[Stored data]
···
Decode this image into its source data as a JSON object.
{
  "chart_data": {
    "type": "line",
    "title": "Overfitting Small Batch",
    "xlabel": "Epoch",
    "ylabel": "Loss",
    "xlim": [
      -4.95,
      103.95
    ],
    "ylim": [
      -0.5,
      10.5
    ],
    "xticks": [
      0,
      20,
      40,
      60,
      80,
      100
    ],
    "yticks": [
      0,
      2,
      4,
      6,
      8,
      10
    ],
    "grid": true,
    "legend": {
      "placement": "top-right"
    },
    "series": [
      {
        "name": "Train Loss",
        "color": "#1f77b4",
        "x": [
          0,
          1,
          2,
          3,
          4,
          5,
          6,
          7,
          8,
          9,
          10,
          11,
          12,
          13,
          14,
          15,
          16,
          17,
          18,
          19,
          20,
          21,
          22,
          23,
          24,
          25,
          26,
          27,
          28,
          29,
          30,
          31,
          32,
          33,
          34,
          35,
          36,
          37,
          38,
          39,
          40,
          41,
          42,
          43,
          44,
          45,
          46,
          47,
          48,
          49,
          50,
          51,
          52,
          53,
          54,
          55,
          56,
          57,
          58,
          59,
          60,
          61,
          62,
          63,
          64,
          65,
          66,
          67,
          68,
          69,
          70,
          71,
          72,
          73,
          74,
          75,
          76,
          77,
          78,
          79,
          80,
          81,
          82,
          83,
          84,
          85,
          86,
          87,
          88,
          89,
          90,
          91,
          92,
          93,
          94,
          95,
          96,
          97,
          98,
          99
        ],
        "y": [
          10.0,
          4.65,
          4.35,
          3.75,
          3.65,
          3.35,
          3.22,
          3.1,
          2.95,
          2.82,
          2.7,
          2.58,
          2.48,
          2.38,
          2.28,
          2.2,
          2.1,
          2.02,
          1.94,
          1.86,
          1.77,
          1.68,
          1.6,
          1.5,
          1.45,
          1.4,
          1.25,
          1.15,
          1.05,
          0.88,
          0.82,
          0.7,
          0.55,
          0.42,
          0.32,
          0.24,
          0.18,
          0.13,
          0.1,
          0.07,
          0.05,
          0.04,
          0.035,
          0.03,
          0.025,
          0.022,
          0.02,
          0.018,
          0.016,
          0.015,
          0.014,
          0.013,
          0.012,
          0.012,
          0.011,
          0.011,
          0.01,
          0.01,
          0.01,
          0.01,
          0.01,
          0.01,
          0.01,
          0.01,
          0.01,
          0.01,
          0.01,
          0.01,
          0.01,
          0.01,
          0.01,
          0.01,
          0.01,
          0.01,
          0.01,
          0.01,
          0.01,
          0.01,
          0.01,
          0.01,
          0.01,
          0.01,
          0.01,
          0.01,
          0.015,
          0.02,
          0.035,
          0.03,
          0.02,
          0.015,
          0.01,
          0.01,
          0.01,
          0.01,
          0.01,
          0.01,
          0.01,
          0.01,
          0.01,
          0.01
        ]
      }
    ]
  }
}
···
Write out the records shown above, exactly as they appear.

Decode this image into its source data as a JSON object.
{
  "chart_data": {
    "type": "line",
    "title": "Overfitting Small Batch",
    "xlabel": "Epoch",
    "ylabel": "Loss",
    "xlim": [
      -4.95,
      103.95
    ],
    "ylim": [
      -0.5,
      10.5
    ],
    "xticks": [
      0,
      20,
      40,
      60,
      80,
      100
    ],
    "yticks": [
      0,
      2,
      4,
      6,
      8,
      10
    ],
    "grid": true,
    "legend": {
      "placement": "top-right"
    },
    "series": [
      {
        "name": "Train Loss",
        "color": "#1f77b4",
        "x": [
          0,
          1,
          2,
          3,
          4,
          5,
          6,
          7,
          8,
          9,
          10,
          11,
          12,
          13,
          14,
          15,
          16,
          17,
          18,
          19,
          20,
          21,
          22,
          23,
          24,
          25,
          26,
          27,
          28,
          29,
          30,
          31,
          32,
          33,
          34,
          35,
          36,
          37,
          38,
          39,
          40,
          41,
          42,
          43,
          44,
          45,
          46,
          47,
          48,
          49,
          50,
          51,
          52,
          53,
          54,
          55,
          56,
          57,
          58,
          59,
          60,
          61,
          62,
          63,
          64,
          65,
          66,
          67,
          68,
          69,
          70,
          71,
          72,
          73,
          74,
          75,
          76,
          77,
          78,
          79,
          80,
          81,
          82,
          83,
          84,
          85,
          86,
          87,
          88,
          89,
          90,
          91,
          92,
          93,
          94,
          95,
          96,
          97,
          98,
          99
        ],
        "y": [
          10.0,
          4.65,
          4.35,
          3.75,
          3.65,
          3.35,
          3.22,
          3.1,
          2.95,
          2.82,
          2.7,
          2.58,
          2.48,
          2.38,
          2.28,
          2.2,
          2.1,
          2.02,
          1.94,
          1.86,
          1.77,
          1.68,
          1.6,
          1.5,
          1.45,
          1.4,
          1.25,
          1.15,
          1.05,
          0.88,
          0.82,
          0.7,
          0.55,
          0.42,
          0.32,
          0.24,
          0.18,
          0.13,
          0.1,
          0.07,
          0.05,
          0.04,
          0.035,
          0.03,
          0.025,
          0.022,
          0.02,
          0.018,
          0.016,
          0.015,
          0.014,
          0.013,
          0.012,
          0.012,
          0.011,
          0.011,
          0.01,
          0.01,
          0.01,
          0.01,
          0.01,
          0.01,
          0.01,
          0.01,
          0.01,
          0.01,
          0.01,
          0.01,
          0.01,
          0.01,
          0.01,
          0.01,
          0.01,
          0.01,
          0.01,
          0.01,
          0.01,
          0.01,
          0.01,
          0.01,
          0.01,
          0.01,
          0.01,
          0.01,
          0.015,
          0.02,
          0.035,
          0.03,
          0.02,
          0.015,
          0.01,
          0.01,
          0.01,
          0.01,
          0.01,
          0.01,
          0.01,
          0.01,
          0.01,
          0.01
        ]
      }
    ]
  }
}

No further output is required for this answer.